## Required task
Transcribe the full listing below exactly.

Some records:
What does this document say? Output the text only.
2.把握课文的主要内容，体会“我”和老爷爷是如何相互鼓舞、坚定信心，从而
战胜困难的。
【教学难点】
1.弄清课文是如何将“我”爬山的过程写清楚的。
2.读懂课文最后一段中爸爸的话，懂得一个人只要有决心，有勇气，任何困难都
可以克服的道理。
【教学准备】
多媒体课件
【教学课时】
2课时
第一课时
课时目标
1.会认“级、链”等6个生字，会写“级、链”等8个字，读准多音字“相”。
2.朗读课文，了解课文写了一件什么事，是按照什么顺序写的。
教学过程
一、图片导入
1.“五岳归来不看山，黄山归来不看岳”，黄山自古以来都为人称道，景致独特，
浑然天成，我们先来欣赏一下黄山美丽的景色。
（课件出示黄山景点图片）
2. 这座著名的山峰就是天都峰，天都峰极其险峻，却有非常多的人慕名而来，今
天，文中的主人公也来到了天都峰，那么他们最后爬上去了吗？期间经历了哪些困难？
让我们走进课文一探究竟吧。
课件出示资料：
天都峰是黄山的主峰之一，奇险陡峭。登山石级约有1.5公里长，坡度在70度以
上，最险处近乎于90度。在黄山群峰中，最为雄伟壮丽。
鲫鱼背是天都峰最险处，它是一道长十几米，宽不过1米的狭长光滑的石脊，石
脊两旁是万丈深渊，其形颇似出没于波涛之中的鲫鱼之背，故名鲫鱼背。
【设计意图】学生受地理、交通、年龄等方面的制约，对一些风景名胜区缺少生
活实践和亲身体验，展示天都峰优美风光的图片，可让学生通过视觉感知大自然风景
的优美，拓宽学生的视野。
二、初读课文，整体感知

## Result for this exercise
What does this document say? Output the text only.
2.把握课文的主要内容，体会“我”和老爷爷是如何相互鼓舞、坚定信心，从而
战胜困难的。
【教学难点】
1.弄清课文是如何将“我”爬山的过程写清楚的。
2.读懂课文最后一段中爸爸的话，懂得一个人只要有决心，有勇气，任何困难都
可以克服的道理。
【教学准备】
多媒体课件
【教学课时】
2课时
第一课时
课时目标
1.会认“级、链”等6个生字，会写“级、链”等8个字，读准多音字“相”。
2.朗读课文，了解课文写了一件什么事，是按照什么顺序写的。
教学过程
一、图片导入
1.“五岳归来不看山，黄山归来不看岳”，黄山自古以来都为人称道，景致独特，
浑然天成，我们先来欣赏一下黄山美丽的景色。
（课件出示黄山景点图片）
2. 这座著名的山峰就是天都峰，天都峰极其险峻，却有非常多的人慕名而来，今
天，文中的主人公也来到了天都峰，那么他们最后爬上去了吗？期间经历了哪些困难？
让我们走进课文一探究竟吧。
课件出示资料：
天都峰是黄山的主峰之一，奇险陡峭。登山石级约有1.5公里长，坡度在70度以
上，最险处近乎于90度。在黄山群峰中，最为雄伟壮丽。
鲫鱼背是天都峰最险处，它是一道长十几米，宽不过1米的狭长光滑的石脊，石
脊两旁是万丈深渊，其形颇似出没于波涛之中的鲫鱼之背，故名鲫鱼背。
【设计意图】学生受地理、交通、年龄等方面的制约，对一些风景名胜区缺少生
活实践和亲身体验，展示天都峰优美风光的图片，可让学生通过视觉感知大自然风景
的优美，拓宽学生的视野。
二、初读课文，整体感知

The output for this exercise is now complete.